### BRIEF
Pick out the lines below that contain the string "xlabel" and copy them all.

Figure dataset records:

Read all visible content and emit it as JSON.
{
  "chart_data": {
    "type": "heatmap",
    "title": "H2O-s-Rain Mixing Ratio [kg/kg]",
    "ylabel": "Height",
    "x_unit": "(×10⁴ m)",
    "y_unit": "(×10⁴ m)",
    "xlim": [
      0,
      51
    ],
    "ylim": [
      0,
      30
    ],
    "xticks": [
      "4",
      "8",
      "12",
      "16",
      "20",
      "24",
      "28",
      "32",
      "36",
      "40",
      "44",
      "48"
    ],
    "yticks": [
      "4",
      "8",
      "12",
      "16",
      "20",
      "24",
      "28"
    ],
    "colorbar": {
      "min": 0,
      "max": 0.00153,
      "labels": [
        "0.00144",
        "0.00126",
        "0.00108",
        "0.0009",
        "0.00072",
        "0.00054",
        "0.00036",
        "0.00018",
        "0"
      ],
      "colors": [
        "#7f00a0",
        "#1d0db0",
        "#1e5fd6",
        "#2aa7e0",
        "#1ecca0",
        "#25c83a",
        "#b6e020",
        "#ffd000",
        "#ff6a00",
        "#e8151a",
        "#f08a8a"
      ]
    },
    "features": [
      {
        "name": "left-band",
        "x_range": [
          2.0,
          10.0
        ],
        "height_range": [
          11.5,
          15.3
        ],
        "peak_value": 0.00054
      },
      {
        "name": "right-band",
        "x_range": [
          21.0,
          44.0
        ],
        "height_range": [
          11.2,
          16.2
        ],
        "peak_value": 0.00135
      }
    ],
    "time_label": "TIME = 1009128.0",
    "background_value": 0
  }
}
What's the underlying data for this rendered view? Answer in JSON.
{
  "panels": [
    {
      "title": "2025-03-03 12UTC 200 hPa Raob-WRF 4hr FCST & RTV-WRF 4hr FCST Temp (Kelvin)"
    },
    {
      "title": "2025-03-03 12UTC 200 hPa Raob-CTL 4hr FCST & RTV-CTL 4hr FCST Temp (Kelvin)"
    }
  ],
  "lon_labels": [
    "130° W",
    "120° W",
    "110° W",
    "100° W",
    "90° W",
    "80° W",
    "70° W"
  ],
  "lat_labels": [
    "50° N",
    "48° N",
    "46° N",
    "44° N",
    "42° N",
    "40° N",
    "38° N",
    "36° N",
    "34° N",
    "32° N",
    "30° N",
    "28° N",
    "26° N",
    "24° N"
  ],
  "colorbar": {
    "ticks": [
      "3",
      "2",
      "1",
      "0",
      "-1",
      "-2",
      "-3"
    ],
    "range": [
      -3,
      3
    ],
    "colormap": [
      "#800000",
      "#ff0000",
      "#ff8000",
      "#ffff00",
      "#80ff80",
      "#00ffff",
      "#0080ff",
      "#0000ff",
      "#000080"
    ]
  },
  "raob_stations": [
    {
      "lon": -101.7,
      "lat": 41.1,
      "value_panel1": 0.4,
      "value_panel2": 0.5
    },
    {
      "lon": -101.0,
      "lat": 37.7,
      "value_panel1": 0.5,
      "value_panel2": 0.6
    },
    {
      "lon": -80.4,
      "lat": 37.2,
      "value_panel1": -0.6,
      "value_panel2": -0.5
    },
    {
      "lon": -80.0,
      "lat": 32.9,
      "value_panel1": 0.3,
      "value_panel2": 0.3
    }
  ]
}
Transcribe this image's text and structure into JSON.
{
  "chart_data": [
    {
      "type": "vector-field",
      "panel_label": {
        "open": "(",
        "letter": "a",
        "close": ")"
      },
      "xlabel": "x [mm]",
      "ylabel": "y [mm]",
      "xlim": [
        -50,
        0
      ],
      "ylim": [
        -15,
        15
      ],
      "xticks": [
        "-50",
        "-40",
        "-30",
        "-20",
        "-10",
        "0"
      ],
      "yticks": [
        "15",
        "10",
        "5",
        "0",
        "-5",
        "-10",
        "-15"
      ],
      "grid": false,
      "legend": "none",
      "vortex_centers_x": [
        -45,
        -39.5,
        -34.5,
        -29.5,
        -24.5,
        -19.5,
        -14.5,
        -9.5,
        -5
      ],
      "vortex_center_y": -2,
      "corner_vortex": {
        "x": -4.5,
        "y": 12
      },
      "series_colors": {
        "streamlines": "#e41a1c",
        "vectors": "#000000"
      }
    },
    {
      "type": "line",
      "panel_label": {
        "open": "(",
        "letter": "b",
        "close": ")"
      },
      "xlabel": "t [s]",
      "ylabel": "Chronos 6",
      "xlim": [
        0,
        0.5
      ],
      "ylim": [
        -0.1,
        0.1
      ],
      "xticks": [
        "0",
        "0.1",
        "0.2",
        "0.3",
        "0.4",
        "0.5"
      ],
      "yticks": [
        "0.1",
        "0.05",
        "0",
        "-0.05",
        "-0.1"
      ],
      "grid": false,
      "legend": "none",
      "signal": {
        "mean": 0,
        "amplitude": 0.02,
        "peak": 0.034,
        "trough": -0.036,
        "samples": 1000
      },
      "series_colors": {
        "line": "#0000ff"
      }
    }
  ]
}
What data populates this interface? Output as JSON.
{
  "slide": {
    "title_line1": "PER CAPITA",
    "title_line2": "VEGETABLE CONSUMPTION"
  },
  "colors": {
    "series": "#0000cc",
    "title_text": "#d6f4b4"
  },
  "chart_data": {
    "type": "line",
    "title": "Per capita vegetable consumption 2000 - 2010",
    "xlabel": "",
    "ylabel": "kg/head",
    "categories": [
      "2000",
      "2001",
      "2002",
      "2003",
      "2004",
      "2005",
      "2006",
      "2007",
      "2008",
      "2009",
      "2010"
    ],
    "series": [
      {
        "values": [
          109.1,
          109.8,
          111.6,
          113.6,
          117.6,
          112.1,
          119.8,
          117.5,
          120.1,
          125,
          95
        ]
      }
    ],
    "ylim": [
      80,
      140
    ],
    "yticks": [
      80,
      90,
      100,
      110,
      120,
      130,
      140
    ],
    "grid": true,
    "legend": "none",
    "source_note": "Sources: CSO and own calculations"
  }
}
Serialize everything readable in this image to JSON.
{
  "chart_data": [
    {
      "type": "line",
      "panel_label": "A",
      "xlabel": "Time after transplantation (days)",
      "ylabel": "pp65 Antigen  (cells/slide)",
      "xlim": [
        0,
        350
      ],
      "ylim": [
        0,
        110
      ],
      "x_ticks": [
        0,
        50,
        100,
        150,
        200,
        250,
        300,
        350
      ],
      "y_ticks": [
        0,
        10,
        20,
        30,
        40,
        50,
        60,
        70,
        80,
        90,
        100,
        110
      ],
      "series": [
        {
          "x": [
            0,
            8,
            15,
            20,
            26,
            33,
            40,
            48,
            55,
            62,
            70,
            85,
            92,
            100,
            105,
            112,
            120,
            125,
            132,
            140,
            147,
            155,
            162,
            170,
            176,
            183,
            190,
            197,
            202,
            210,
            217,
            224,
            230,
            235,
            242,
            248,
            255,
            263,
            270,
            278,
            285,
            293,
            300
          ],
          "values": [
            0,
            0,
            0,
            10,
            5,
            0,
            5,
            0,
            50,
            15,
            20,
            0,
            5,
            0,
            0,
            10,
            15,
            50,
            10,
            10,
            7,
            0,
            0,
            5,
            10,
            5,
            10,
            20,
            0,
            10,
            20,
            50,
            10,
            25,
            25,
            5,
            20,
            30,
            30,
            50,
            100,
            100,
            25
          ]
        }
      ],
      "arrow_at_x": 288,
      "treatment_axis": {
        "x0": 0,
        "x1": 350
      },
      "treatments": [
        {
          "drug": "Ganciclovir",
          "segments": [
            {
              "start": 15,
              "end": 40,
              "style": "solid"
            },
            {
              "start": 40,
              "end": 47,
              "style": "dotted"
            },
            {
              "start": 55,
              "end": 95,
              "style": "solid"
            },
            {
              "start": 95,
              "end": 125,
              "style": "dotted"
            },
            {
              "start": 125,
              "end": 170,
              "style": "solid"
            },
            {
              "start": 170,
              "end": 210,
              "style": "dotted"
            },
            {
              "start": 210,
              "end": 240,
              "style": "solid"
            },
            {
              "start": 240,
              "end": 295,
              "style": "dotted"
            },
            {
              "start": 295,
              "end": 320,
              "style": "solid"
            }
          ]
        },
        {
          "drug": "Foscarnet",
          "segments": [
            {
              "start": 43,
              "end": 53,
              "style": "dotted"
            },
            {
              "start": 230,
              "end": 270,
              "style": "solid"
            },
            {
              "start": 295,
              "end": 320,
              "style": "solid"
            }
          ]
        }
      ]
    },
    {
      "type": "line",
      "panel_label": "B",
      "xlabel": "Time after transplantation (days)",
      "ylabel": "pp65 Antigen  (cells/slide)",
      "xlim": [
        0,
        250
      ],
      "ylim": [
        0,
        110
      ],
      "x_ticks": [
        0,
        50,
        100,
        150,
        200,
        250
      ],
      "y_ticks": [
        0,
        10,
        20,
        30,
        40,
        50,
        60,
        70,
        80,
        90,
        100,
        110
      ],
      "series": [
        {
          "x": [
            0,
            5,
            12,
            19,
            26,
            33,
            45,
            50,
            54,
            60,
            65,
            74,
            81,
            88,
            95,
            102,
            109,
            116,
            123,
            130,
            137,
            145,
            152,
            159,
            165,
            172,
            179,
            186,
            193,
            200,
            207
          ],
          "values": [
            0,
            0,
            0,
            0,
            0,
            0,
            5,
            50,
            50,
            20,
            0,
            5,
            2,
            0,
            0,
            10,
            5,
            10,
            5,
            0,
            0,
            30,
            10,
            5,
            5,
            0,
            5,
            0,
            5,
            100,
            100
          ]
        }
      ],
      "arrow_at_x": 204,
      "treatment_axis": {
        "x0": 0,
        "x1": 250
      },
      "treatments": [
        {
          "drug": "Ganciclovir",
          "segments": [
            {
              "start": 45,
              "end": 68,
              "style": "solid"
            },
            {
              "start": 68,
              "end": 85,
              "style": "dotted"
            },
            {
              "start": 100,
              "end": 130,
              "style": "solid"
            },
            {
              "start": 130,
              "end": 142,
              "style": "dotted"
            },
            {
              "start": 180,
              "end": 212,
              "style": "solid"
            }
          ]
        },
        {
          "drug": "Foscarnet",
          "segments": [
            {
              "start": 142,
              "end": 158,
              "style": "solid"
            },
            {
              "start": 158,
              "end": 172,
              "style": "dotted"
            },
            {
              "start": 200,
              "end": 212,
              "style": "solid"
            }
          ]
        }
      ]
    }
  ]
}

### RESULT OF THIS EXERCISE
      "xlabel": "x [mm]",
      "xlabel": "t [s]",
    "xlabel": "",
      "xlabel": "Time after transplantation (days)",
      "xlabel": "Time after transplantation (days)",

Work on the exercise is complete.